Job: Transcribe the aquaponics text below from "Lets look at" up to and including "pond by gravity.".

Aquaponics 101 – So, how do I start?

If you’ve been following my trials and tribulations over the last few months, you may be wondering how you could build a small system. I must warn you up front though, that there is no going back, after you’ve built your first system. You WILL become absolutely addicted to Aquaponics. Please don’t say I didn’t warn you.

OK, let’s proceed. I am going to show you how to build a small, single growbed, system. I use this small system to demonstrate the basic concepts of aquaponics to school groups. You probably won’t be raising food fish in such a small system, but ornamentals, like goldfish thrive and there is always a ready market for goldfish. The growbed, however, can provide a small family with plenty of fresh vegetables.

Lets look at the system;

reallysimple.jpg

The first element is the growbed. This can be made of anything, but try and give yourself at least 300mm of depth. I have just used a plastic half barrel. Make sure that it is thoroughly washed and rinsed, as you will kill the fish and vegetables with even the slightest traces of chemicals and soaps. Mount the grow bed firmly above your pond as you will be cycling the water back into your pond by gravity.

The pond can be anything from another half-drum to a fish tank or even a garden pond as in the photograph above.

Then buy a submersible pond pump similar to this one.

smallsubmersible.jpg

You will need to get electricity to your site. Please make sure that it is well insulated in a water-proof pipe. You will also need a small plug-in timer. We are designing a flood and drain system, so you will have to pump water for say 15 minutes and then switch off the pump and let it drain for 15 minutes. This is to continually flood the growbed with nutrient-rich water and then suck oxygen to the roots of the plants, every 15 minutes.

How do we achieve this flood and drain? With an auto-siphon. This is what it looks like.

standpipe1_1531.jpg

standpipe2_220.jpg

It consists of two pipes (one within the other). The inner one is 40mm – 50mm that goes through the bottom (or side as in the image above). Drill a small (say 6-8mm) hole in the side of the standpipe at the bottom (this is how it drains). At the top cut two v-shaped notches. It makes the overflow flow nicely. The height of this standpipe is the maximum height that the water will rise in your growbed. This should be about 2-3cm below the surface of the gravel (ie. the top layer of the gravel must be dry, but just below the surface it should be damp. The big pipe just fits loosely over the small pipe (75mm – 100mm drain pipe) It’s just there to keep the gravel and roots away from the standpipe. Drill holes at intervals up this pipe.

Data section:

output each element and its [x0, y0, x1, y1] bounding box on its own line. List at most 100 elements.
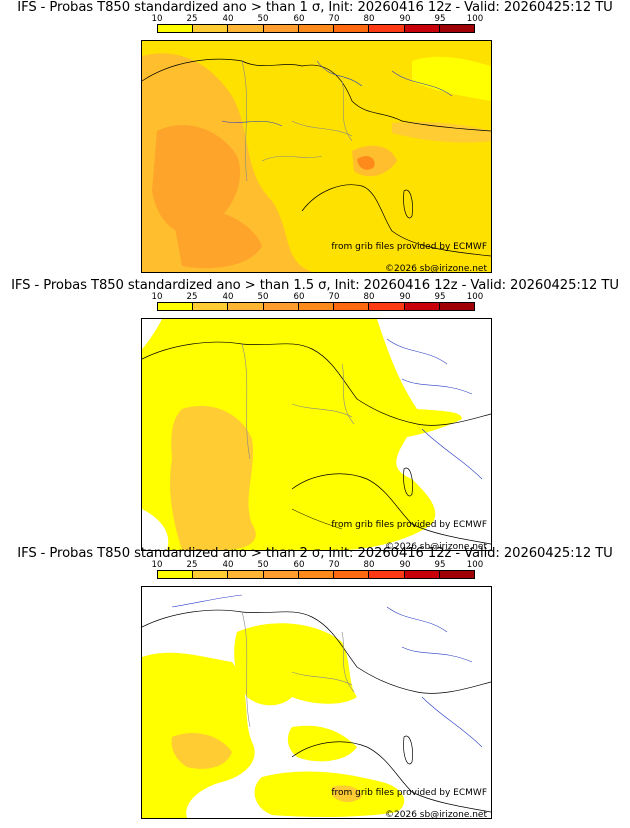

Response to this exercise:
Lets look at the system;

reallysimple.jpg

The first element is the growbed. This can be made of anything, but try and give yourself at least 300mm of depth. I have just used a plastic half barrel. Make sure that it is thoroughly washed and rinsed, as you will kill the fish and vegetables with even the slightest traces of chemicals and soaps. Mount the grow bed firmly above your pond as you will be cycling the water back into your pond by gravity.